(Stored data)
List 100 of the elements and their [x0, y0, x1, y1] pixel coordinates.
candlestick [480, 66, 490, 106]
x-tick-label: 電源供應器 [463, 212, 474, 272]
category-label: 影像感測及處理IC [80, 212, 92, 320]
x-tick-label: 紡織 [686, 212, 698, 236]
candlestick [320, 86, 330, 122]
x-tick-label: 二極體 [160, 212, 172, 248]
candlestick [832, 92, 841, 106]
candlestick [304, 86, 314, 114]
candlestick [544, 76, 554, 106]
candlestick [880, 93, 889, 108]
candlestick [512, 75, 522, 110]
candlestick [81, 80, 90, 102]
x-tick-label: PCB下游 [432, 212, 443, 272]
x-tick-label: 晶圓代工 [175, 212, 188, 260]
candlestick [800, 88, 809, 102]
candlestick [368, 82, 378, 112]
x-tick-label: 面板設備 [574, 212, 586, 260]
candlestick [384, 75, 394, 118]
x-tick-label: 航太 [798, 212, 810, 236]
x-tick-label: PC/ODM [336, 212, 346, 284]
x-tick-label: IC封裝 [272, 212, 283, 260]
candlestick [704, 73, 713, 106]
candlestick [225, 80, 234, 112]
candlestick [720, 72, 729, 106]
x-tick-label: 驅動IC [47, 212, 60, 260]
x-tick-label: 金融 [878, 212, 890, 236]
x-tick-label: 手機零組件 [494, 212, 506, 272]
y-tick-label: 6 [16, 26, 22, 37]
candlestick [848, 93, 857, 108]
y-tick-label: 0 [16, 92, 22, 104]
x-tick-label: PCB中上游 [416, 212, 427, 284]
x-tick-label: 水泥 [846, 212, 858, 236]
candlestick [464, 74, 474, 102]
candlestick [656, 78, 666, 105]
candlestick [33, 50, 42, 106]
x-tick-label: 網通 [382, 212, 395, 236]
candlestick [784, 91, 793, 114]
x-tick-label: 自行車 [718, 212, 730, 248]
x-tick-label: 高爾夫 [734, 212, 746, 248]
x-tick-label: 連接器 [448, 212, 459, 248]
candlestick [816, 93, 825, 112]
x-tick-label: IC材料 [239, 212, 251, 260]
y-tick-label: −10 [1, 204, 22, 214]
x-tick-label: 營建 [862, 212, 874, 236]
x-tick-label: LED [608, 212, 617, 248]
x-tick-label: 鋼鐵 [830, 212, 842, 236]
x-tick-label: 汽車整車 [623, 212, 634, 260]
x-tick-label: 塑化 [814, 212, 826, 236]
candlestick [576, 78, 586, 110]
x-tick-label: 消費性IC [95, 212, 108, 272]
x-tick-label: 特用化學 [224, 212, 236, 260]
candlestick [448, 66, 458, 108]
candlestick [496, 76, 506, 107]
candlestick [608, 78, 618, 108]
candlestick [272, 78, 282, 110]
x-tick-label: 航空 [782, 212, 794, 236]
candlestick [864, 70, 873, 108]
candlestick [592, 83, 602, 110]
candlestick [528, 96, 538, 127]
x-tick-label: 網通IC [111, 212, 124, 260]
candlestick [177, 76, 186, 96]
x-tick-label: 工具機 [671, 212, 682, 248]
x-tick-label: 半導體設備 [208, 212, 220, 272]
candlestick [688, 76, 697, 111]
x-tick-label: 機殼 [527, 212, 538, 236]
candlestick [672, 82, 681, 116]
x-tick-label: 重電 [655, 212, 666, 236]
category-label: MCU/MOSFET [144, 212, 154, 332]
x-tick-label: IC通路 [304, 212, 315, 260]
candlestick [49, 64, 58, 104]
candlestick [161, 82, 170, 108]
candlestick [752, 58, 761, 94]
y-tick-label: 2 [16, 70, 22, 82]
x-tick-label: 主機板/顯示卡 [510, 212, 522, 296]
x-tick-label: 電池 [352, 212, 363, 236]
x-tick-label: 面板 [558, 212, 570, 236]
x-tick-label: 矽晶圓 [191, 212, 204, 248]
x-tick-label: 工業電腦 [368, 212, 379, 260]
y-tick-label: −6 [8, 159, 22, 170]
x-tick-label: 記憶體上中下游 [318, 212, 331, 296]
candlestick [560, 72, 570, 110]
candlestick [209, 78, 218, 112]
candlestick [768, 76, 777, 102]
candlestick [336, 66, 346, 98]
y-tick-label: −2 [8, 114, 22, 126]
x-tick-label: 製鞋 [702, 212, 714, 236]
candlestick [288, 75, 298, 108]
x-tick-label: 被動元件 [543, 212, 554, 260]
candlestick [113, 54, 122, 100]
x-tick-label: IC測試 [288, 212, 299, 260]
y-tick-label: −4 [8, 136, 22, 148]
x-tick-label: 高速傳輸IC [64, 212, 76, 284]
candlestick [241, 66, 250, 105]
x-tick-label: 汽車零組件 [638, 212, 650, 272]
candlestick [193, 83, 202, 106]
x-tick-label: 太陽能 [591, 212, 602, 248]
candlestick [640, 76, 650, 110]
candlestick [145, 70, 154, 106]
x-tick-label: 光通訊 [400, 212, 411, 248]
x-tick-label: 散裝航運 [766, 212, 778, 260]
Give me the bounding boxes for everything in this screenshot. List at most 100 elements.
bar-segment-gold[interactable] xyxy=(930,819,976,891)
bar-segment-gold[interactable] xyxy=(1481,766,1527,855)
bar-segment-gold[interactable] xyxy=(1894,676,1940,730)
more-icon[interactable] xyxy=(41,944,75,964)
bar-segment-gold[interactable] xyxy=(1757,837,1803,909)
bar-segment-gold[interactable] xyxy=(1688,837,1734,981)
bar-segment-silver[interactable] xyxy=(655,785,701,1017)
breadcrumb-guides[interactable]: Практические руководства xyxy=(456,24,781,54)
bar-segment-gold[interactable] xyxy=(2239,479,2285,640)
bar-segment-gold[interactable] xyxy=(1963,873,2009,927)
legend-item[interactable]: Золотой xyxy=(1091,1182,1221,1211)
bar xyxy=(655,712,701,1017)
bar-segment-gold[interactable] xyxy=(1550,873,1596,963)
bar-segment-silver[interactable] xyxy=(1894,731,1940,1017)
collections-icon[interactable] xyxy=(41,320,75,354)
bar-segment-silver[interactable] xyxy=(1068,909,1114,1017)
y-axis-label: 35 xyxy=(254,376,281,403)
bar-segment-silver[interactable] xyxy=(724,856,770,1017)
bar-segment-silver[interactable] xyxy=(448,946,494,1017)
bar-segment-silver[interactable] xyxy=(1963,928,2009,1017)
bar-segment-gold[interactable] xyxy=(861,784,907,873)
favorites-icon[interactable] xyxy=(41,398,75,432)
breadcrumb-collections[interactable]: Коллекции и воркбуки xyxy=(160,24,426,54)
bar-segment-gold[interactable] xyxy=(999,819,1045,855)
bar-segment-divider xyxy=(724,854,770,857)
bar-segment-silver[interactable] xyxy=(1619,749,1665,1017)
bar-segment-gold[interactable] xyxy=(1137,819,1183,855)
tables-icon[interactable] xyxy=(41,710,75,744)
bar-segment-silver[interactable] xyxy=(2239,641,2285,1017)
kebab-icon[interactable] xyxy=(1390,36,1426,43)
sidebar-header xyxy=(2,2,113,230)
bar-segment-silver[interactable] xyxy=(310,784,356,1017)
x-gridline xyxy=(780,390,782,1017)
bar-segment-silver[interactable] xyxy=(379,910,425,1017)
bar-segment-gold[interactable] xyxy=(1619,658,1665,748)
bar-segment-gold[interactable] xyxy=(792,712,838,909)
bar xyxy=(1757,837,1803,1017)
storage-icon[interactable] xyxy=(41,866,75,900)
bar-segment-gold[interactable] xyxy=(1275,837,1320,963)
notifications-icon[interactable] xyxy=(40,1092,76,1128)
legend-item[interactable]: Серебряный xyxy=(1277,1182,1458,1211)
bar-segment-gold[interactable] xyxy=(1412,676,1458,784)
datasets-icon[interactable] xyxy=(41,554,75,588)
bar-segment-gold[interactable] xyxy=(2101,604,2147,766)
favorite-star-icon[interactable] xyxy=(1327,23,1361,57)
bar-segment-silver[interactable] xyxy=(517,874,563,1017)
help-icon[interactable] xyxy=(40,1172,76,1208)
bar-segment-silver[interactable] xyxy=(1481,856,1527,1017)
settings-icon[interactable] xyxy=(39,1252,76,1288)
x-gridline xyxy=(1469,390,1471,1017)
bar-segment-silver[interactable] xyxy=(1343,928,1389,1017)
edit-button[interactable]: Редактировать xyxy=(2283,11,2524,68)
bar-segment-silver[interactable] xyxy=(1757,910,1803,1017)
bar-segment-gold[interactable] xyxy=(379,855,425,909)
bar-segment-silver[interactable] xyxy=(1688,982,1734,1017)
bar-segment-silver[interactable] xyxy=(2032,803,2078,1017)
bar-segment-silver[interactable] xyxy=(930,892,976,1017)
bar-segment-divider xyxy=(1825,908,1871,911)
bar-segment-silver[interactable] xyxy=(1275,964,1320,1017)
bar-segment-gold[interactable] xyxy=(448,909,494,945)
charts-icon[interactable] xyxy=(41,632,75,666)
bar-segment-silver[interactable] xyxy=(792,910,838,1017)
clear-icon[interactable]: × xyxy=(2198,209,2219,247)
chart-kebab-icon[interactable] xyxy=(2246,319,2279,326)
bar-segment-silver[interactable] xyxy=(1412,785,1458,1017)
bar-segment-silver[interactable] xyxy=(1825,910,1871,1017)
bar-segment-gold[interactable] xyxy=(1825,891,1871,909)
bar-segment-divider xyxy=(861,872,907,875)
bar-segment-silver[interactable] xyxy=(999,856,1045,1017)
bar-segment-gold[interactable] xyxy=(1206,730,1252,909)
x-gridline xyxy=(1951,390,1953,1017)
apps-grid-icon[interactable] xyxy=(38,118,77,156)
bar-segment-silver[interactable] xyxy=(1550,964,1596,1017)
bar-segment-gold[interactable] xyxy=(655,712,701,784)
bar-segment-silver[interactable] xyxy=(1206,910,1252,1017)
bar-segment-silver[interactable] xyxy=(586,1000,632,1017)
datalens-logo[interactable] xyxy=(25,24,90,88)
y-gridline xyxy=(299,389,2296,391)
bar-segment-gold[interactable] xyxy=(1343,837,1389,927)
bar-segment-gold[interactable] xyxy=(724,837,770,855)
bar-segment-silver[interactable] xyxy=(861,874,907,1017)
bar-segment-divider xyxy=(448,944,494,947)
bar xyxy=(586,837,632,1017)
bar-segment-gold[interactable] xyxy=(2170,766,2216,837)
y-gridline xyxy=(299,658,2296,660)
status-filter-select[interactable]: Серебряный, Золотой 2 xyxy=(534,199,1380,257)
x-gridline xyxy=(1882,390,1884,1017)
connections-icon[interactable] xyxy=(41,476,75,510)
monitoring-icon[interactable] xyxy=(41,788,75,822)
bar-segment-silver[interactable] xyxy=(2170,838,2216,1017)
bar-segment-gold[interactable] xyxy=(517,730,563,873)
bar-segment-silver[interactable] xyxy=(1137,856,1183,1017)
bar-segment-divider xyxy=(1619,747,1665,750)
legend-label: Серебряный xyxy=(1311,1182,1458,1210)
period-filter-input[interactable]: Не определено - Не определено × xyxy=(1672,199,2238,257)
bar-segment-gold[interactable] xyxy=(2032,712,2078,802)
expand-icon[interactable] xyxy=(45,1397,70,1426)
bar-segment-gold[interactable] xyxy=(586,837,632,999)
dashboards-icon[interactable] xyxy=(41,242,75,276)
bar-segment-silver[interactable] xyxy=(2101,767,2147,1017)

### Problem statement
Turn the stretch of the data above, from its first line through the line containing "x-tick-label: 特用化學 [224, 212, 236, 260]", into a JSON list of strings. Use one string per line and skip any blank lines.

### Task solution
[
  "List 100 of the elements and their [x0, y0, x1, y1] pixel coordinates.",
  "candlestick [480, 66, 490, 106]",
  "x-tick-label: 電源供應器 [463, 212, 474, 272]",
  "category-label: 影像感測及處理IC [80, 212, 92, 320]",
  "x-tick-label: 紡織 [686, 212, 698, 236]",
  "candlestick [320, 86, 330, 122]",
  "x-tick-label: 二極體 [160, 212, 172, 248]",
  "candlestick [832, 92, 841, 106]",
  "candlestick [304, 86, 314, 114]",
  "candlestick [544, 76, 554, 106]",
  "candlestick [880, 93, 889, 108]",
  "candlestick [512, 75, 522, 110]",
  "candlestick [81, 80, 90, 102]",
  "x-tick-label: PCB下游 [432, 212, 443, 272]",
  "x-tick-label: 晶圓代工 [175, 212, 188, 260]",
  "candlestick [800, 88, 809, 102]",
  "candlestick [368, 82, 378, 112]",
  "x-tick-label: 面板設備 [574, 212, 586, 260]",
  "candlestick [384, 75, 394, 118]",
  "x-tick-label: 航太 [798, 212, 810, 236]",
  "x-tick-label: PC/ODM [336, 212, 346, 284]",
  "x-tick-label: IC封裝 [272, 212, 283, 260]",
  "candlestick [704, 73, 713, 106]",
  "candlestick [225, 80, 234, 112]",
  "candlestick [720, 72, 729, 106]",
  "x-tick-label: 驅動IC [47, 212, 60, 260]",
  "x-tick-label: 金融 [878, 212, 890, 236]",
  "x-tick-label: 手機零組件 [494, 212, 506, 272]",
  "y-tick-label: 6 [16, 26, 22, 37]",
  "candlestick [848, 93, 857, 108]",
  "y-tick-label: 0 [16, 92, 22, 104]",
  "x-tick-label: PCB中上游 [416, 212, 427, 284]",
  "x-tick-label: 水泥 [846, 212, 858, 236]",
  "candlestick [464, 74, 474, 102]",
  "candlestick [656, 78, 666, 105]",
  "candlestick [33, 50, 42, 106]",
  "x-tick-label: 網通 [382, 212, 395, 236]",
  "candlestick [784, 91, 793, 114]",
  "x-tick-label: 自行車 [718, 212, 730, 248]",
  "x-tick-label: 高爾夫 [734, 212, 746, 248]",
  "x-tick-label: 連接器 [448, 212, 459, 248]",
  "candlestick [816, 93, 825, 112]",
  "x-tick-label: IC材料 [239, 212, 251, 260]",
  "y-tick-label: −10 [1, 204, 22, 214]",
  "x-tick-label: 營建 [862, 212, 874, 236]",
  "x-tick-label: LED [608, 212, 617, 248]",
  "x-tick-label: 鋼鐵 [830, 212, 842, 236]",
  "x-tick-label: 汽車整車 [623, 212, 634, 260]",
  "x-tick-label: 塑化 [814, 212, 826, 236]",
  "candlestick [576, 78, 586, 110]",
  "x-tick-label: 消費性IC [95, 212, 108, 272]",
  "x-tick-label: 特用化學 [224, 212, 236, 260]"
]